== What is required ==
Retype the data below without altering anything.

== Raw data ==
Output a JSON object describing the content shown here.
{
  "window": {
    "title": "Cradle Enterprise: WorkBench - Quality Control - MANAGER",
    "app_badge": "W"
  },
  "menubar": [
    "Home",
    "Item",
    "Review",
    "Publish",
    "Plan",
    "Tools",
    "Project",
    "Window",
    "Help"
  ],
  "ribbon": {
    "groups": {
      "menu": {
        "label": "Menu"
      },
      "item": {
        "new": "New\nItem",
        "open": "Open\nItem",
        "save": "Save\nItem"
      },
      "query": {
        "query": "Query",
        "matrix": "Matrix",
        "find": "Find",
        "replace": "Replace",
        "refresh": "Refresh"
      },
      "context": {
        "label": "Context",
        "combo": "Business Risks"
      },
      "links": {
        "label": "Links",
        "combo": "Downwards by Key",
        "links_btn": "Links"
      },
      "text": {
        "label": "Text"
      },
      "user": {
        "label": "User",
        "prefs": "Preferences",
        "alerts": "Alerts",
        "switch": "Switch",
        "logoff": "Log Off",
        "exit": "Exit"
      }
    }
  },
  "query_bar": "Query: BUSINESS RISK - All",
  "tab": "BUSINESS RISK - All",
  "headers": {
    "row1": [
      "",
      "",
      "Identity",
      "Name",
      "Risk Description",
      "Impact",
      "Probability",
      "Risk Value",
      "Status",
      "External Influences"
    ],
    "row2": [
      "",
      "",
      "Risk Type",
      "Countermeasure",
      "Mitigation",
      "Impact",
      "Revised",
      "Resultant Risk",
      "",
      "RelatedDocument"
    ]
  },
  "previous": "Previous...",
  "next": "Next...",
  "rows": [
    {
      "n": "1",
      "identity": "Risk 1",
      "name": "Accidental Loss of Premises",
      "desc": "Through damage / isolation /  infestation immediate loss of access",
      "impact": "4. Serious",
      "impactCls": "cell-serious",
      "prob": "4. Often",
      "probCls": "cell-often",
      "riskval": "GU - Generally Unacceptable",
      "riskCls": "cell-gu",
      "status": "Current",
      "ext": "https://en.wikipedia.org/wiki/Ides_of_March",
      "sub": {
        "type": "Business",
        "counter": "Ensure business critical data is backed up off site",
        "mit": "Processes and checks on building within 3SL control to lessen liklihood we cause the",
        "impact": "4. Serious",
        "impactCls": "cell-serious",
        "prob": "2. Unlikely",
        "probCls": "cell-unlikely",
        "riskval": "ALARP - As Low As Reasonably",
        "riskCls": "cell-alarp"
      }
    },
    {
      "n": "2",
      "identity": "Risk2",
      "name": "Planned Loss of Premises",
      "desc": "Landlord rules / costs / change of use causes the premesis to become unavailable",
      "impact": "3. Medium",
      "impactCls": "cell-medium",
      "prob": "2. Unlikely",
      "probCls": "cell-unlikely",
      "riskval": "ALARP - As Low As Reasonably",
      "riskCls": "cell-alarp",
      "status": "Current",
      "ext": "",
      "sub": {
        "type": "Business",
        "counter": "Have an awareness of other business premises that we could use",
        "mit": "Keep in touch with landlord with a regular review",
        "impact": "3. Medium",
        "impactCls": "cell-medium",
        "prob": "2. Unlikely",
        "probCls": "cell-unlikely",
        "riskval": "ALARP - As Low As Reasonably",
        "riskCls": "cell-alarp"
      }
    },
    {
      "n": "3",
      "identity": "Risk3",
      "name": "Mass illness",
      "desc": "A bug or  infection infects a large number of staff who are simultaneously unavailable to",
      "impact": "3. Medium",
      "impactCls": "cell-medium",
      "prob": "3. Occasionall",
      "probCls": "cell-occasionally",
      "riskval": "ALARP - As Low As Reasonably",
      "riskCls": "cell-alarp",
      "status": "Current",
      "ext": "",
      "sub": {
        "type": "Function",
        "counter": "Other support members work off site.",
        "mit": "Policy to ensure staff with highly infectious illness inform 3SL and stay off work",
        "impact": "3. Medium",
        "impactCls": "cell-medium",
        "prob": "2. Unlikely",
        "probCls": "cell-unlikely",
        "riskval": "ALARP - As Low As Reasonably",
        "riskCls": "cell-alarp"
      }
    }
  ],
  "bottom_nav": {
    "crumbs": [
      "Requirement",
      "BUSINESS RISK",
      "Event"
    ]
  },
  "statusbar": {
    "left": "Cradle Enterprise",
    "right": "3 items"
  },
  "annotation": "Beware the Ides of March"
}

== Worked solution ==
Output a JSON object describing the content shown here.
{
  "window": {
    "title": "Cradle Enterprise: WorkBench - Quality Control - MANAGER",
    "app_badge": "W"
  },
  "menubar": [
    "Home",
    "Item",
    "Review",
    "Publish",
    "Plan",
    "Tools",
    "Project",
    "Window",
    "Help"
  ],
  "ribbon": {
    "groups": {
      "menu": {
        "label": "Menu"
      },
      "item": {
        "new": "New\nItem",
        "open": "Open\nItem",
        "save": "Save\nItem"
      },
      "query": {
        "query": "Query",
        "matrix": "Matrix",
        "find": "Find",
        "replace": "Replace",
        "refresh": "Refresh"
      },
      "context": {
        "label": "Context",
        "combo": "Business Risks"
      },
      "links": {
        "label": "Links",
        "combo": "Downwards by Key",
        "links_btn": "Links"
      },
      "text": {
        "label": "Text"
      },
      "user": {
        "label": "User",
        "prefs": "Preferences",
        "alerts": "Alerts",
        "switch": "Switch",
        "logoff": "Log Off",
        "exit": "Exit"
      }
    }
  },
  "query_bar": "Query: BUSINESS RISK - All",
  "tab": "BUSINESS RISK - All",
  "headers": {
    "row1": [
      "",
      "",
      "Identity",
      "Name",
      "Risk Description",
      "Impact",
      "Probability",
      "Risk Value",
      "Status",
      "External Influences"
    ],
    "row2": [
      "",
      "",
      "Risk Type",
      "Countermeasure",
      "Mitigation",
      "Impact",
      "Revised",
      "Resultant Risk",
      "",
      "RelatedDocument"
    ]
  },
  "previous": "Previous...",
  "next": "Next...",
  "rows": [
    {
      "n": "1",
      "identity": "Risk 1",
      "name": "Accidental Loss of Premises",
      "desc": "Through damage / isolation /  infestation immediate loss of access",
      "impact": "4. Serious",
      "impactCls": "cell-serious",
      "prob": "4. Often",
      "probCls": "cell-often",
      "riskval": "GU - Generally Unacceptable",
      "riskCls": "cell-gu",
      "status": "Current",
      "ext": "https://en.wikipedia.org/wiki/Ides_of_March",
      "sub": {
        "type": "Business",
        "counter": "Ensure business critical data is backed up off site",
        "mit": "Processes and checks on building within 3SL control to lessen liklihood we cause the",
        "impact": "4. Serious",
        "impactCls": "cell-serious",
        "prob": "2. Unlikely",
        "probCls": "cell-unlikely",
        "riskval": "ALARP - As Low As Reasonably",
        "riskCls": "cell-alarp"
      }
    },
    {
      "n": "2",
      "identity": "Risk2",
      "name": "Planned Loss of Premises",
      "desc": "Landlord rules / costs / change of use causes the premesis to become unavailable",
      "impact": "3. Medium",
      "impactCls": "cell-medium",
      "prob": "2. Unlikely",
      "probCls": "cell-unlikely",
      "riskval": "ALARP - As Low As Reasonably",
      "riskCls": "cell-alarp",
      "status": "Current",
      "ext": "",
      "sub": {
        "type": "Business",
        "counter": "Have an awareness of other business premises that we could use",
        "mit": "Keep in touch with landlord with a regular review",
        "impact": "3. Medium",
        "impactCls": "cell-medium",
        "prob": "2. Unlikely",
        "probCls": "cell-unlikely",
        "riskval": "ALARP - As Low As Reasonably",
        "riskCls": "cell-alarp"
      }
    },
    {
      "n": "3",
      "identity": "Risk3",
      "name": "Mass illness",
      "desc": "A bug or  infection infects a large number of staff who are simultaneously unavailable to",
      "impact": "3. Medium",
      "impactCls": "cell-medium",
      "prob": "3. Occasionall",
      "probCls": "cell-occasionally",
      "riskval": "ALARP - As Low As Reasonably",
      "riskCls": "cell-alarp",
      "status": "Current",
      "ext": "",
      "sub": {
        "type": "Function",
        "counter": "Other support members work off site.",
        "mit": "Policy to ensure staff with highly infectious illness inform 3SL and stay off work",
        "impact": "3. Medium",
        "impactCls": "cell-medium",
        "prob": "2. Unlikely",
        "probCls": "cell-unlikely",
        "riskval": "ALARP - As Low As Reasonably",
        "riskCls": "cell-alarp"
      }
    }
  ],
  "bottom_nav": {
    "crumbs": [
      "Requirement",
      "BUSINESS RISK",
      "Event"
    ]
  },
  "statusbar": {
    "left": "Cradle Enterprise",
    "right": "3 items"
  },
  "annotation": "Beware the Ides of March"
}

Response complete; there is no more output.